TASK PROMPT: The records that follow need to be output exactly as they are.

══ GIVEN DATA

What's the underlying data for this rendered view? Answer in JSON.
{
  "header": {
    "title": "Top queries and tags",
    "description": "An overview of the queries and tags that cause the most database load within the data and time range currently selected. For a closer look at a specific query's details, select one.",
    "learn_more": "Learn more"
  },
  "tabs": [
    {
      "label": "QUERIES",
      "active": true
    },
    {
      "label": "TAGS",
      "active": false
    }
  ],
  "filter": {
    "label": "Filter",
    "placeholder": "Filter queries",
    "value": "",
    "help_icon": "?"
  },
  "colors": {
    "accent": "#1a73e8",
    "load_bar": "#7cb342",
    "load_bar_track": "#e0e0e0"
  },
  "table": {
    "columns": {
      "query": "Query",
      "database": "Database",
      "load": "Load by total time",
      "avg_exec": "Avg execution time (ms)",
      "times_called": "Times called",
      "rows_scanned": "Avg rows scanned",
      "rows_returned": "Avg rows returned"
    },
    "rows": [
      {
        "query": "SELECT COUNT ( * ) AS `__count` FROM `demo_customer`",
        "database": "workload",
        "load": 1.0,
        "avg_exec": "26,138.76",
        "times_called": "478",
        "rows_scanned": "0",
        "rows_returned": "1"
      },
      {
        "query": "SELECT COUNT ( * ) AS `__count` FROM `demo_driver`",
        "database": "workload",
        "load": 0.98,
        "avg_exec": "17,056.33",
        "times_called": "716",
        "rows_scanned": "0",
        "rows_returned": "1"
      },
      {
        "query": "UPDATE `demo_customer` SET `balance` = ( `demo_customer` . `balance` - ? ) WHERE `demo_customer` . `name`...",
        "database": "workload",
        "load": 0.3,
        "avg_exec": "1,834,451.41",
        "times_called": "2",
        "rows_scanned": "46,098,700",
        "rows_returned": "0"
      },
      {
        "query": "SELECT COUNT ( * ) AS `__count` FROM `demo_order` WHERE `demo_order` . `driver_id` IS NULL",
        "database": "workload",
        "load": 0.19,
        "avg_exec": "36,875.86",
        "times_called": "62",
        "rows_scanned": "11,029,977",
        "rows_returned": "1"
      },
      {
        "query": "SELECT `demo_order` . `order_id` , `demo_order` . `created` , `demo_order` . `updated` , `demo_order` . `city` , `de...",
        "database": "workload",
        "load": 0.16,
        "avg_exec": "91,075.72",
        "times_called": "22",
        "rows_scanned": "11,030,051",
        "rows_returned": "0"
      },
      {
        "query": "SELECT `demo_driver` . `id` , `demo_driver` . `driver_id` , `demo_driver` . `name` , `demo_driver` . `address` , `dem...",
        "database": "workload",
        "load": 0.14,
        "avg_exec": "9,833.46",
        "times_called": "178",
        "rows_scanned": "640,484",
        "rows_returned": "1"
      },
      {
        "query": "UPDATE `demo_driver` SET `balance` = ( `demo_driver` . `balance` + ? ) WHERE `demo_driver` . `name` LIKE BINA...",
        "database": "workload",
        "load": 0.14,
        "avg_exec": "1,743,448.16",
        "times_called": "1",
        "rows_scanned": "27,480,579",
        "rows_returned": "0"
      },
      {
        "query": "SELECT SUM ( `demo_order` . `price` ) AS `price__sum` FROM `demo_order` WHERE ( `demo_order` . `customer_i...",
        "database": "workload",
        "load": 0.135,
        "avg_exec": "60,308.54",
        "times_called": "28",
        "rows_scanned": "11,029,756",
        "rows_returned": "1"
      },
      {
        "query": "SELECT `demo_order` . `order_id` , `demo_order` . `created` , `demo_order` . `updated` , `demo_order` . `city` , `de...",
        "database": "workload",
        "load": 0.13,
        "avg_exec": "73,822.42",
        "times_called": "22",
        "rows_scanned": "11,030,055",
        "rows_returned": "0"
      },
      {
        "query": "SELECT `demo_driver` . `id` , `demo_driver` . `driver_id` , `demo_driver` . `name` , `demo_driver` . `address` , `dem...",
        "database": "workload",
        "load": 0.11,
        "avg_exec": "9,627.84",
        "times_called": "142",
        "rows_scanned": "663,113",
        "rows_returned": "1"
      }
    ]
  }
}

════

EXERCISE RESULT:
What's the underlying data for this rendered view? Answer in JSON.
{
  "header": {
    "title": "Top queries and tags",
    "description": "An overview of the queries and tags that cause the most database load within the data and time range currently selected. For a closer look at a specific query's details, select one.",
    "learn_more": "Learn more"
  },
  "tabs": [
    {
      "label": "QUERIES",
      "active": true
    },
    {
      "label": "TAGS",
      "active": false
    }
  ],
  "filter": {
    "label": "Filter",
    "placeholder": "Filter queries",
    "value": "",
    "help_icon": "?"
  },
  "colors": {
    "accent": "#1a73e8",
    "load_bar": "#7cb342",
    "load_bar_track": "#e0e0e0"
  },
  "table": {
    "columns": {
      "query": "Query",
      "database": "Database",
      "load": "Load by total time",
      "avg_exec": "Avg execution time (ms)",
      "times_called": "Times called",
      "rows_scanned": "Avg rows scanned",
      "rows_returned": "Avg rows returned"
    },
    "rows": [
      {
        "query": "SELECT COUNT ( * ) AS `__count` FROM `demo_customer`",
        "database": "workload",
        "load": 1.0,
        "avg_exec": "26,138.76",
        "times_called": "478",
        "rows_scanned": "0",
        "rows_returned": "1"
      },
      {
        "query": "SELECT COUNT ( * ) AS `__count` FROM `demo_driver`",
        "database": "workload",
        "load": 0.98,
        "avg_exec": "17,056.33",
        "times_called": "716",
        "rows_scanned": "0",
        "rows_returned": "1"
      },
      {
        "query": "UPDATE `demo_customer` SET `balance` = ( `demo_customer` . `balance` - ? ) WHERE `demo_customer` . `name`...",
        "database": "workload",
        "load": 0.3,
        "avg_exec": "1,834,451.41",
        "times_called": "2",
        "rows_scanned": "46,098,700",
        "rows_returned": "0"
      },
      {
        "query": "SELECT COUNT ( * ) AS `__count` FROM `demo_order` WHERE `demo_order` . `driver_id` IS NULL",
        "database": "workload",
        "load": 0.19,
        "avg_exec": "36,875.86",
        "times_called": "62",
        "rows_scanned": "11,029,977",
        "rows_returned": "1"
      },
      {
        "query": "SELECT `demo_order` . `order_id` , `demo_order` . `created` , `demo_order` . `updated` , `demo_order` . `city` , `de...",
        "database": "workload",
        "load": 0.16,
        "avg_exec": "91,075.72",
        "times_called": "22",
        "rows_scanned": "11,030,051",
        "rows_returned": "0"
      },
      {
        "query": "SELECT `demo_driver` . `id` , `demo_driver` . `driver_id` , `demo_driver` . `name` , `demo_driver` . `address` , `dem...",
        "database": "workload",
        "load": 0.14,
        "avg_exec": "9,833.46",
        "times_called": "178",
        "rows_scanned": "640,484",
        "rows_returned": "1"
      },
      {
        "query": "UPDATE `demo_driver` SET `balance` = ( `demo_driver` . `balance` + ? ) WHERE `demo_driver` . `name` LIKE BINA...",
        "database": "workload",
        "load": 0.14,
        "avg_exec": "1,743,448.16",
        "times_called": "1",
        "rows_scanned": "27,480,579",
        "rows_returned": "0"
      },
      {
        "query": "SELECT SUM ( `demo_order` . `price` ) AS `price__sum` FROM `demo_order` WHERE ( `demo_order` . `customer_i...",
        "database": "workload",
        "load": 0.135,
        "avg_exec": "60,308.54",
        "times_called": "28",
        "rows_scanned": "11,029,756",
        "rows_returned": "1"
      },
      {
        "query": "SELECT `demo_order` . `order_id` , `demo_order` . `created` , `demo_order` . `updated` , `demo_order` . `city` , `de...",
        "database": "workload",
        "load": 0.13,
        "avg_exec": "73,822.42",
        "times_called": "22",
        "rows_scanned": "11,030,055",
        "rows_returned": "0"
      },
      {
        "query": "SELECT `demo_driver` . `id` , `demo_driver` . `driver_id` , `demo_driver` . `name` , `demo_driver` . `address` , `dem...",
        "database": "workload",
        "load": 0.11,
        "avg_exec": "9,627.84",
        "times_called": "142",
        "rows_scanned": "663,113",
        "rows_returned": "1"
      }
    ]
  }
}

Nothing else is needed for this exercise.